-- Start of Data shown --
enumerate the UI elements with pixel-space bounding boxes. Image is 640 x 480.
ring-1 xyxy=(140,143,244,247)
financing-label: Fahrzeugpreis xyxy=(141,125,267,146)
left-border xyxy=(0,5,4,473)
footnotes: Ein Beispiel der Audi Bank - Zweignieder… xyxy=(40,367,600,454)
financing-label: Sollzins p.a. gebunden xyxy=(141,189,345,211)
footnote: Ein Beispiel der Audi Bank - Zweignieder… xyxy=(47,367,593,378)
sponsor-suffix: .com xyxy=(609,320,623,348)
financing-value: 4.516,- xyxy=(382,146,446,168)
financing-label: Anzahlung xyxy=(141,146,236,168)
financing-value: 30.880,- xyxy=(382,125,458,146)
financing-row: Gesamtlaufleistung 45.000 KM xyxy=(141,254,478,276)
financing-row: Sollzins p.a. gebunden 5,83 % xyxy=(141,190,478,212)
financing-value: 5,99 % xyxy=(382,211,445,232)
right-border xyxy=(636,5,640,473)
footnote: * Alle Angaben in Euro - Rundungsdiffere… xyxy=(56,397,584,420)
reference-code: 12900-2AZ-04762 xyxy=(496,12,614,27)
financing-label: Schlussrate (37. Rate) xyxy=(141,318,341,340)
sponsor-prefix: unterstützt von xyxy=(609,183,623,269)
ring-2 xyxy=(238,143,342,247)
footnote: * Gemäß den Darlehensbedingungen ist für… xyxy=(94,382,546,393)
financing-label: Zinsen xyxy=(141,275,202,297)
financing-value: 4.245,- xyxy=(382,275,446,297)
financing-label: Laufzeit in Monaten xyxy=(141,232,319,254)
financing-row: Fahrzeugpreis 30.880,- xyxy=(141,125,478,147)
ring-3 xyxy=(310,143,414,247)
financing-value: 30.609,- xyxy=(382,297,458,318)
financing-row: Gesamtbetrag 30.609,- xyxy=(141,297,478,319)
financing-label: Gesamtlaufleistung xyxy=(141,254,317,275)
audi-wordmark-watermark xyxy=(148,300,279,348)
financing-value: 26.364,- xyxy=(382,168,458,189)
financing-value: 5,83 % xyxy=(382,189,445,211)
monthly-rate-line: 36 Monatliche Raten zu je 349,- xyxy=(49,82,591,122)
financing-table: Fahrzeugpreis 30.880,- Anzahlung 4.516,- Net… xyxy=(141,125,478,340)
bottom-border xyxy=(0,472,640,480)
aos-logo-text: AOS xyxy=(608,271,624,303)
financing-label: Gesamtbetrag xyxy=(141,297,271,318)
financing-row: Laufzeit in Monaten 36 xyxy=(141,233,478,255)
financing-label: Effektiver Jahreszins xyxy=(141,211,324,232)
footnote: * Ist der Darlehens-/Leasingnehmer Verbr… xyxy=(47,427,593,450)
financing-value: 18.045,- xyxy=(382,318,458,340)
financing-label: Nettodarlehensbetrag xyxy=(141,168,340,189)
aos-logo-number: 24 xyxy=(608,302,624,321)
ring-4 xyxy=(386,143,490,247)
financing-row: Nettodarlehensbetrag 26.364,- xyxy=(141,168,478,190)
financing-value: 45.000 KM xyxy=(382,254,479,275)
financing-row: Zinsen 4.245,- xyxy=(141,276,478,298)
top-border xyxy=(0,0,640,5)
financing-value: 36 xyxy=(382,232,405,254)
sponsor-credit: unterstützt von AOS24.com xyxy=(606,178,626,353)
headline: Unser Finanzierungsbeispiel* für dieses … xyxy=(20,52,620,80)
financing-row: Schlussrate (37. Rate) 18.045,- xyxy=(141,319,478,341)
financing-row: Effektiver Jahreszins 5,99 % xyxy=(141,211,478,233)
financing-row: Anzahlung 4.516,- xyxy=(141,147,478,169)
-- End of Data shown --
Your instructions
Copy the whole listing above line for line, with no changes.

Task answer
enumerate the UI elements with pixel-space bounding boxes. Image is 640 x 480.
ring-1 xyxy=(140,143,244,247)
financing-label: Fahrzeugpreis xyxy=(141,125,267,146)
left-border xyxy=(0,5,4,473)
footnotes: Ein Beispiel der Audi Bank - Zweignieder… xyxy=(40,367,600,454)
financing-label: Sollzins p.a. gebunden xyxy=(141,189,345,211)
footnote: Ein Beispiel der Audi Bank - Zweignieder… xyxy=(47,367,593,378)
sponsor-suffix: .com xyxy=(609,320,623,348)
financing-value: 4.516,- xyxy=(382,146,446,168)
financing-label: Anzahlung xyxy=(141,146,236,168)
financing-value: 30.880,- xyxy=(382,125,458,146)
financing-row: Gesamtlaufleistung 45.000 KM xyxy=(141,254,478,276)
financing-row: Sollzins p.a. gebunden 5,83 % xyxy=(141,190,478,212)
financing-value: 5,99 % xyxy=(382,211,445,232)
right-border xyxy=(636,5,640,473)
footnote: * Alle Angaben in Euro - Rundungsdiffere… xyxy=(56,397,584,420)
reference-code: 12900-2AZ-04762 xyxy=(496,12,614,27)
financing-label: Schlussrate (37. Rate) xyxy=(141,318,341,340)
sponsor-prefix: unterstützt von xyxy=(609,183,623,269)
ring-2 xyxy=(238,143,342,247)
footnote: * Gemäß den Darlehensbedingungen ist für… xyxy=(94,382,546,393)
financing-label: Zinsen xyxy=(141,275,202,297)
financing-value: 4.245,- xyxy=(382,275,446,297)
financing-label: Laufzeit in Monaten xyxy=(141,232,319,254)
financing-row: Fahrzeugpreis 30.880,- xyxy=(141,125,478,147)
ring-3 xyxy=(310,143,414,247)
financing-value: 30.609,- xyxy=(382,297,458,318)
financing-row: Gesamtbetrag 30.609,- xyxy=(141,297,478,319)
financing-label: Gesamtlaufleistung xyxy=(141,254,317,275)
audi-wordmark-watermark xyxy=(148,300,279,348)
financing-value: 26.364,- xyxy=(382,168,458,189)
financing-value: 5,83 % xyxy=(382,189,445,211)
monthly-rate-line: 36 Monatliche Raten zu je 349,- xyxy=(49,82,591,122)
financing-table: Fahrzeugpreis 30.880,- Anzahlung 4.516,- Net… xyxy=(141,125,478,340)
bottom-border xyxy=(0,472,640,480)
aos-logo-text: AOS xyxy=(608,271,624,303)
financing-label: Gesamtbetrag xyxy=(141,297,271,318)
financing-row: Laufzeit in Monaten 36 xyxy=(141,233,478,255)
financing-label: Effektiver Jahreszins xyxy=(141,211,324,232)
footnote: * Ist der Darlehens-/Leasingnehmer Verbr… xyxy=(47,427,593,450)
financing-value: 18.045,- xyxy=(382,318,458,340)
financing-label: Nettodarlehensbetrag xyxy=(141,168,340,189)
aos-logo-number: 24 xyxy=(608,302,624,321)
ring-4 xyxy=(386,143,490,247)
financing-row: Nettodarlehensbetrag 26.364,- xyxy=(141,168,478,190)
financing-value: 45.000 KM xyxy=(382,254,479,275)
financing-row: Zinsen 4.245,- xyxy=(141,276,478,298)
top-border xyxy=(0,0,640,5)
financing-value: 36 xyxy=(382,232,405,254)
sponsor-credit: unterstützt von AOS24.com xyxy=(606,178,626,353)
headline: Unser Finanzierungsbeispiel* für dieses … xyxy=(20,52,620,80)
financing-row: Schlussrate (37. Rate) 18.045,- xyxy=(141,319,478,341)
financing-row: Effektiver Jahreszins 5,99 % xyxy=(141,211,478,233)
financing-row: Anzahlung 4.516,- xyxy=(141,147,478,169)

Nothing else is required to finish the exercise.